> INPUT FOR THIS TASK:
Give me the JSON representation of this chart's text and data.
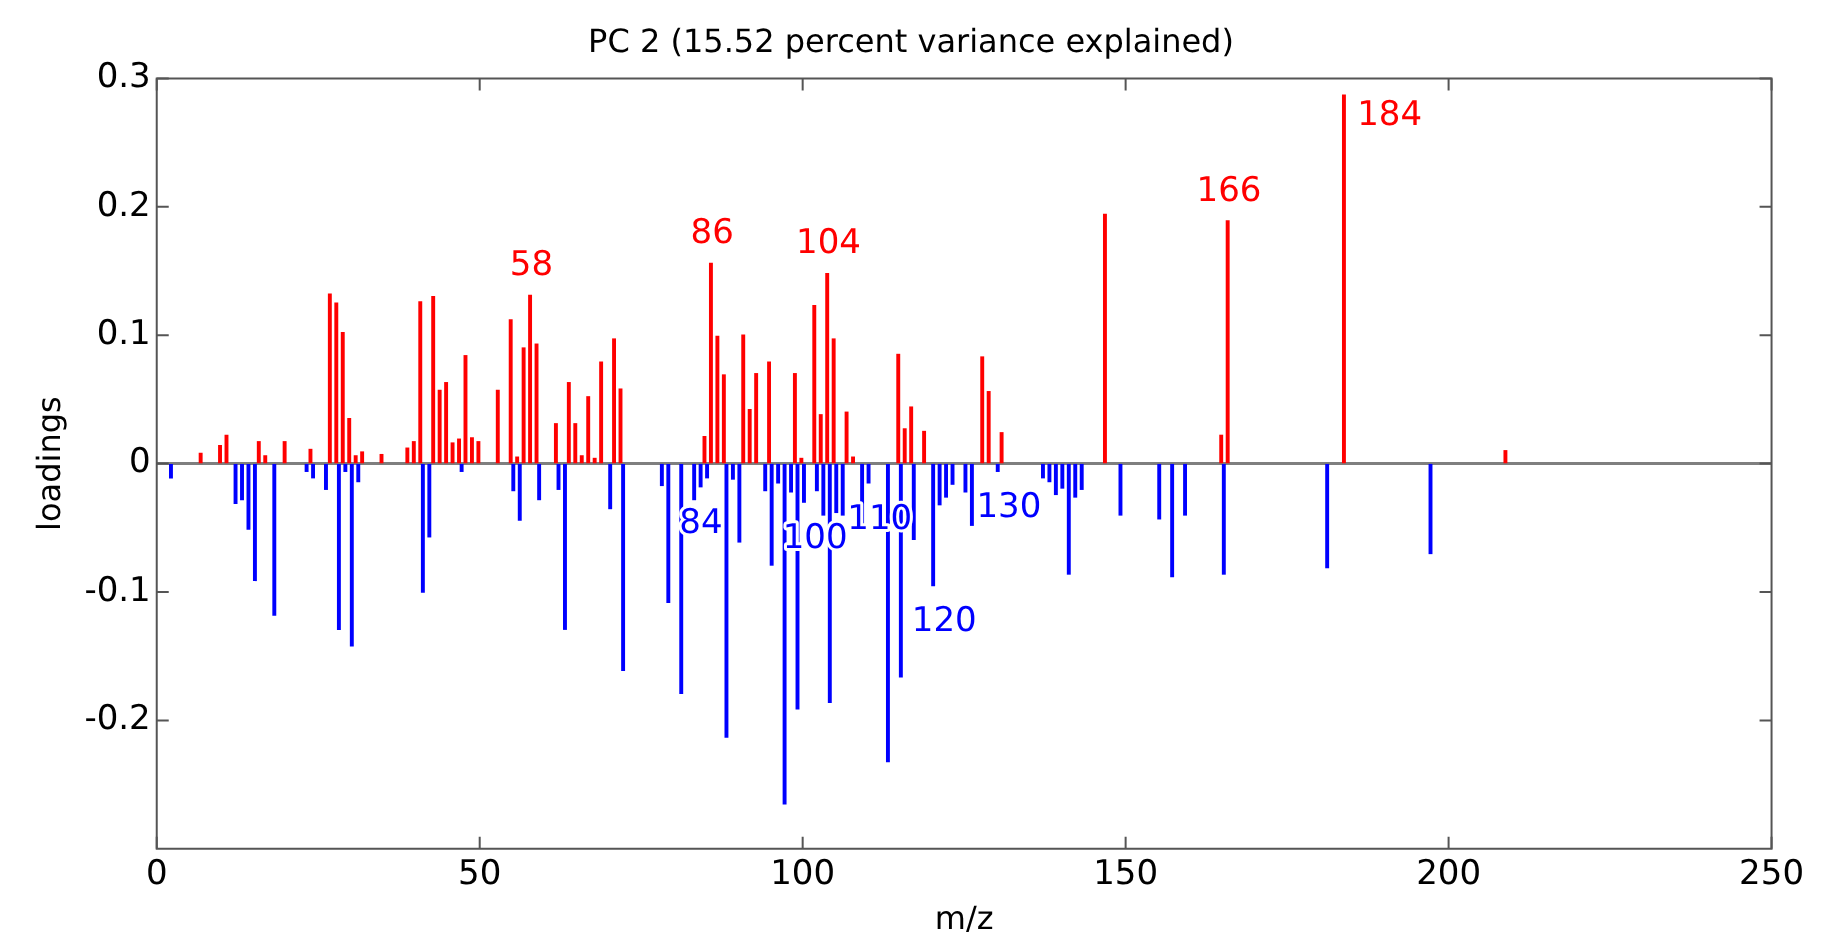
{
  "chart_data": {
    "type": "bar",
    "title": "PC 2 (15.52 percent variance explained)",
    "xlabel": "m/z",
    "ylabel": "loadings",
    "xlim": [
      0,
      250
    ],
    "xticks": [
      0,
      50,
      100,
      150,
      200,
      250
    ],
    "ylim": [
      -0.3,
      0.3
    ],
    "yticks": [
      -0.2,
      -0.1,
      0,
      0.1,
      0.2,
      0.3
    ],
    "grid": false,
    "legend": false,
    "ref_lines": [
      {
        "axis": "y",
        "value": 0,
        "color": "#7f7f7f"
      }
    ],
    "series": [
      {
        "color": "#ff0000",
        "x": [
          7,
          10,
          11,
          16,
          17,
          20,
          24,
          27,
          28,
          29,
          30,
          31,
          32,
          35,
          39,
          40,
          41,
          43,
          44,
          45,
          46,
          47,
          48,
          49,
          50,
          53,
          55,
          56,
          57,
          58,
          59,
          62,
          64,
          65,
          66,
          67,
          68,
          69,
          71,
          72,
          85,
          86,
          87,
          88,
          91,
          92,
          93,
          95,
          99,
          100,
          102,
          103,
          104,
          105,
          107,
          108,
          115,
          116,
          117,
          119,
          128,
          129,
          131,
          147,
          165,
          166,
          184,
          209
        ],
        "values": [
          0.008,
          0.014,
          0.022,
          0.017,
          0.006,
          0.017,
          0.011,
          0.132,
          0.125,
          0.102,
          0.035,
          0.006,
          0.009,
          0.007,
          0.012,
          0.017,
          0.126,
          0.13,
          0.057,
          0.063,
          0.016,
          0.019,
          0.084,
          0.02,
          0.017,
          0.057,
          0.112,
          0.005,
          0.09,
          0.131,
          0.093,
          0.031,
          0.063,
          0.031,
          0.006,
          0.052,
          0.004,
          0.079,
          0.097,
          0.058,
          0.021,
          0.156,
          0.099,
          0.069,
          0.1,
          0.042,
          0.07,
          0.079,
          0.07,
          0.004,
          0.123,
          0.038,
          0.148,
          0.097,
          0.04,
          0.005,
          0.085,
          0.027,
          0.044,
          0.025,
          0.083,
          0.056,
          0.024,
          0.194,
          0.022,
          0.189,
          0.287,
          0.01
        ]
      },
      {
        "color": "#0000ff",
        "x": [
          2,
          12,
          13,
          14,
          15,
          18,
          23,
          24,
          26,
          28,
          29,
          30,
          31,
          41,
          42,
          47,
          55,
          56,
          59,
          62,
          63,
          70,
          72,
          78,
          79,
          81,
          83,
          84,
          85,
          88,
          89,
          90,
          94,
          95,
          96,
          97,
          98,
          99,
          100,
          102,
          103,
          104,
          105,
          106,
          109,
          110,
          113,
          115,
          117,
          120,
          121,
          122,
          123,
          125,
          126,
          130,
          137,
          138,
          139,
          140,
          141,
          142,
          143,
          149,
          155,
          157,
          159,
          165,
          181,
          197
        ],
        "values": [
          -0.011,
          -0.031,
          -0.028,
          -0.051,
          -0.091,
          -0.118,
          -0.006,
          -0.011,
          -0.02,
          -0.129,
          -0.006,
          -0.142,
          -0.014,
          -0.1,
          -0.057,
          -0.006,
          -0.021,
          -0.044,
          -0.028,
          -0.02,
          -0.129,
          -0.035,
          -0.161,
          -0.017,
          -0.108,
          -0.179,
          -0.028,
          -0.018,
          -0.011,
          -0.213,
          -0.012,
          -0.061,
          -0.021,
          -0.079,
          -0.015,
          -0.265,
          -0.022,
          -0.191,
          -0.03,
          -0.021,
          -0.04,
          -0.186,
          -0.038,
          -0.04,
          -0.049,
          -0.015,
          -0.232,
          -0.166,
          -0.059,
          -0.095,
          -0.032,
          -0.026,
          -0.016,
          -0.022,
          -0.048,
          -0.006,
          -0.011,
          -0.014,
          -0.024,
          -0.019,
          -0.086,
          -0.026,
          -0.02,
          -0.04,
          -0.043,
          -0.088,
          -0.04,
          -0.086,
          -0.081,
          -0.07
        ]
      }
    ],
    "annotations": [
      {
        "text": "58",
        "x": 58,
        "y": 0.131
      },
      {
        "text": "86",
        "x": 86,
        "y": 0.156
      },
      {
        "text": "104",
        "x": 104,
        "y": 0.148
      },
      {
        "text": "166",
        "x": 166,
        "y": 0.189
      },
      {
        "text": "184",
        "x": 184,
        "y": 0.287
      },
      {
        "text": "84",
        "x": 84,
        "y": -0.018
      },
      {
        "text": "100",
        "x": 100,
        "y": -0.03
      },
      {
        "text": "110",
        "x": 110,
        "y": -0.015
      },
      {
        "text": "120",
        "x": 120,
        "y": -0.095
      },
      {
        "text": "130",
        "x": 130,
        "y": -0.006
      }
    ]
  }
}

> GIVEN REQUEST: Every record above should be written out again without change, except that the pictures are left out.

> SOLUTION FOR THIS TASK:
Give me the JSON representation of this chart's text and data.
{
  "chart_data": {
    "type": "bar",
    "title": "PC 2 (15.52 percent variance explained)",
    "xlabel": "m/z",
    "ylabel": "loadings",
    "xlim": [
      0,
      250
    ],
    "xticks": [
      0,
      50,
      100,
      150,
      200,
      250
    ],
    "ylim": [
      -0.3,
      0.3
    ],
    "yticks": [
      -0.2,
      -0.1,
      0,
      0.1,
      0.2,
      0.3
    ],
    "grid": false,
    "legend": false,
    "ref_lines": [
      {
        "axis": "y",
        "value": 0,
        "color": "#7f7f7f"
      }
    ],
    "series": [
      {
        "color": "#ff0000",
        "x": [
          7,
          10,
          11,
          16,
          17,
          20,
          24,
          27,
          28,
          29,
          30,
          31,
          32,
          35,
          39,
          40,
          41,
          43,
          44,
          45,
          46,
          47,
          48,
          49,
          50,
          53,
          55,
          56,
          57,
          58,
          59,
          62,
          64,
          65,
          66,
          67,
          68,
          69,
          71,
          72,
          85,
          86,
          87,
          88,
          91,
          92,
          93,
          95,
          99,
          100,
          102,
          103,
          104,
          105,
          107,
          108,
          115,
          116,
          117,
          119,
          128,
          129,
          131,
          147,
          165,
          166,
          184,
          209
        ],
        "values": [
          0.008,
          0.014,
          0.022,
          0.017,
          0.006,
          0.017,
          0.011,
          0.132,
          0.125,
          0.102,
          0.035,
          0.006,
          0.009,
          0.007,
          0.012,
          0.017,
          0.126,
          0.13,
          0.057,
          0.063,
          0.016,
          0.019,
          0.084,
          0.02,
          0.017,
          0.057,
          0.112,
          0.005,
          0.09,
          0.131,
          0.093,
          0.031,
          0.063,
          0.031,
          0.006,
          0.052,
          0.004,
          0.079,
          0.097,
          0.058,
          0.021,
          0.156,
          0.099,
          0.069,
          0.1,
          0.042,
          0.07,
          0.079,
          0.07,
          0.004,
          0.123,
          0.038,
          0.148,
          0.097,
          0.04,
          0.005,
          0.085,
          0.027,
          0.044,
          0.025,
          0.083,
          0.056,
          0.024,
          0.194,
          0.022,
          0.189,
          0.287,
          0.01
        ]
      },
      {
        "color": "#0000ff",
        "x": [
          2,
          12,
          13,
          14,
          15,
          18,
          23,
          24,
          26,
          28,
          29,
          30,
          31,
          41,
          42,
          47,
          55,
          56,
          59,
          62,
          63,
          70,
          72,
          78,
          79,
          81,
          83,
          84,
          85,
          88,
          89,
          90,
          94,
          95,
          96,
          97,
          98,
          99,
          100,
          102,
          103,
          104,
          105,
          106,
          109,
          110,
          113,
          115,
          117,
          120,
          121,
          122,
          123,
          125,
          126,
          130,
          137,
          138,
          139,
          140,
          141,
          142,
          143,
          149,
          155,
          157,
          159,
          165,
          181,
          197
        ],
        "values": [
          -0.011,
          -0.031,
          -0.028,
          -0.051,
          -0.091,
          -0.118,
          -0.006,
          -0.011,
          -0.02,
          -0.129,
          -0.006,
          -0.142,
          -0.014,
          -0.1,
          -0.057,
          -0.006,
          -0.021,
          -0.044,
          -0.028,
          -0.02,
          -0.129,
          -0.035,
          -0.161,
          -0.017,
          -0.108,
          -0.179,
          -0.028,
          -0.018,
          -0.011,
          -0.213,
          -0.012,
          -0.061,
          -0.021,
          -0.079,
          -0.015,
          -0.265,
          -0.022,
          -0.191,
          -0.03,
          -0.021,
          -0.04,
          -0.186,
          -0.038,
          -0.04,
          -0.049,
          -0.015,
          -0.232,
          -0.166,
          -0.059,
          -0.095,
          -0.032,
          -0.026,
          -0.016,
          -0.022,
          -0.048,
          -0.006,
          -0.011,
          -0.014,
          -0.024,
          -0.019,
          -0.086,
          -0.026,
          -0.02,
          -0.04,
          -0.043,
          -0.088,
          -0.04,
          -0.086,
          -0.081,
          -0.07
        ]
      }
    ],
    "annotations": [
      {
        "text": "58",
        "x": 58,
        "y": 0.131
      },
      {
        "text": "86",
        "x": 86,
        "y": 0.156
      },
      {
        "text": "104",
        "x": 104,
        "y": 0.148
      },
      {
        "text": "166",
        "x": 166,
        "y": 0.189
      },
      {
        "text": "184",
        "x": 184,
        "y": 0.287
      },
      {
        "text": "84",
        "x": 84,
        "y": -0.018
      },
      {
        "text": "100",
        "x": 100,
        "y": -0.03
      },
      {
        "text": "110",
        "x": 110,
        "y": -0.015
      },
      {
        "text": "120",
        "x": 120,
        "y": -0.095
      },
      {
        "text": "130",
        "x": 130,
        "y": -0.006
      }
    ]
  }
}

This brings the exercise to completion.